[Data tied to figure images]

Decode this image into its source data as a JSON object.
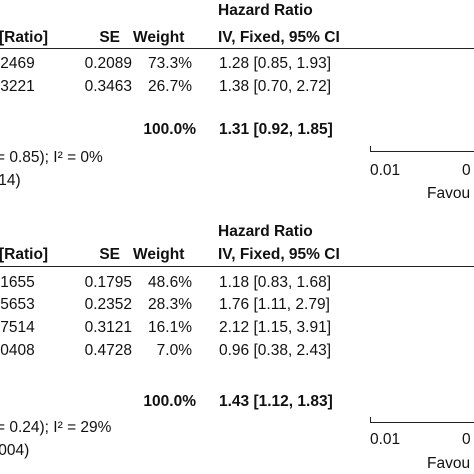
{
  "chart_data": [
    {
      "type": "forest",
      "header": {
        "ratio_col": "[Ratio]",
        "se_col": "SE",
        "weight_col": "Weight",
        "effect_title": "Hazard Ratio",
        "effect_method": "IV, Fixed, 95% CI"
      },
      "rows": [
        {
          "log_ratio": ".2469",
          "se": "0.2089",
          "weight": "73.3%",
          "ci_text": "1.28 [0.85, 1.93]"
        },
        {
          "log_ratio": ".3221",
          "se": "0.3463",
          "weight": "26.7%",
          "ci_text": "1.38 [0.70, 2.72]"
        }
      ],
      "total": {
        "weight": "100.0%",
        "ci_text": "1.31 [0.92, 1.85]"
      },
      "heterogeneity": "= 0.85); I² = 0%",
      "overall_test": ".14)",
      "axis": {
        "tick": "0.01",
        "tick_partial": "0",
        "label_partial": "Favou"
      }
    },
    {
      "type": "forest",
      "header": {
        "ratio_col": "[Ratio]",
        "se_col": "SE",
        "weight_col": "Weight",
        "effect_title": "Hazard Ratio",
        "effect_method": "IV, Fixed, 95% CI"
      },
      "rows": [
        {
          "log_ratio": ".1655",
          "se": "0.1795",
          "weight": "48.6%",
          "ci_text": "1.18 [0.83, 1.68]"
        },
        {
          "log_ratio": ".5653",
          "se": "0.2352",
          "weight": "28.3%",
          "ci_text": "1.76 [1.11, 2.79]"
        },
        {
          "log_ratio": ".7514",
          "se": "0.3121",
          "weight": "16.1%",
          "ci_text": "2.12 [1.15, 3.91]"
        },
        {
          "log_ratio": ".0408",
          "se": "0.4728",
          "weight": "7.0%",
          "ci_text": "0.96 [0.38, 2.43]"
        }
      ],
      "total": {
        "weight": "100.0%",
        "ci_text": "1.43 [1.12, 1.83]"
      },
      "heterogeneity": "= 0.24); I² = 29%",
      "overall_test": ".004)",
      "axis": {
        "tick": "0.01",
        "tick_partial": "0",
        "label_partial": "Favou"
      }
    }
  ]
}
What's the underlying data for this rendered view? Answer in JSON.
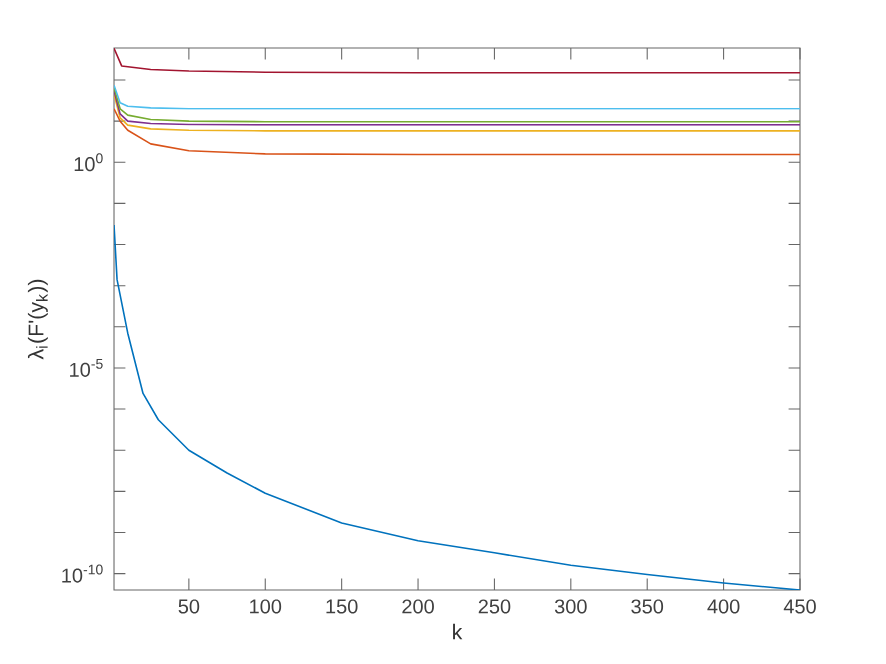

→ **What is asked**
Set down all the entries exactly as they appear, but skip any pictures.

→ **Solution for this exercise**
Decode this image into its source data as a JSON object.
{
  "chart_data": [
    {
      "type": "forest",
      "header": {
        "ratio_col": "[Ratio]",
        "se_col": "SE",
        "weight_col": "Weight",
        "effect_title": "Hazard Ratio",
        "effect_method": "IV, Fixed, 95% CI"
      },
      "rows": [
        {
          "log_ratio": ".2469",
          "se": "0.2089",
          "weight": "73.3%",
          "ci_text": "1.28 [0.85, 1.93]"
        },
        {
          "log_ratio": ".3221",
          "se": "0.3463",
          "weight": "26.7%",
          "ci_text": "1.38 [0.70, 2.72]"
        }
      ],
      "total": {
        "weight": "100.0%",
        "ci_text": "1.31 [0.92, 1.85]"
      },
      "heterogeneity": "= 0.85); I² = 0%",
      "overall_test": ".14)",
      "axis": {
        "tick": "0.01",
        "tick_partial": "0",
        "label_partial": "Favou"
      }
    },
    {
      "type": "forest",
      "header": {
        "ratio_col": "[Ratio]",
        "se_col": "SE",
        "weight_col": "Weight",
        "effect_title": "Hazard Ratio",
        "effect_method": "IV, Fixed, 95% CI"
      },
      "rows": [
        {
          "log_ratio": ".1655",
          "se": "0.1795",
          "weight": "48.6%",
          "ci_text": "1.18 [0.83, 1.68]"
        },
        {
          "log_ratio": ".5653",
          "se": "0.2352",
          "weight": "28.3%",
          "ci_text": "1.76 [1.11, 2.79]"
        },
        {
          "log_ratio": ".7514",
          "se": "0.3121",
          "weight": "16.1%",
          "ci_text": "2.12 [1.15, 3.91]"
        },
        {
          "log_ratio": ".0408",
          "se": "0.4728",
          "weight": "7.0%",
          "ci_text": "0.96 [0.38, 2.43]"
        }
      ],
      "total": {
        "weight": "100.0%",
        "ci_text": "1.43 [1.12, 1.83]"
      },
      "heterogeneity": "= 0.24); I² = 29%",
      "overall_test": ".004)",
      "axis": {
        "tick": "0.01",
        "tick_partial": "0",
        "label_partial": "Favou"
      }
    }
  ]
}
What's the underlying data for this rendered view? Answer in JSON.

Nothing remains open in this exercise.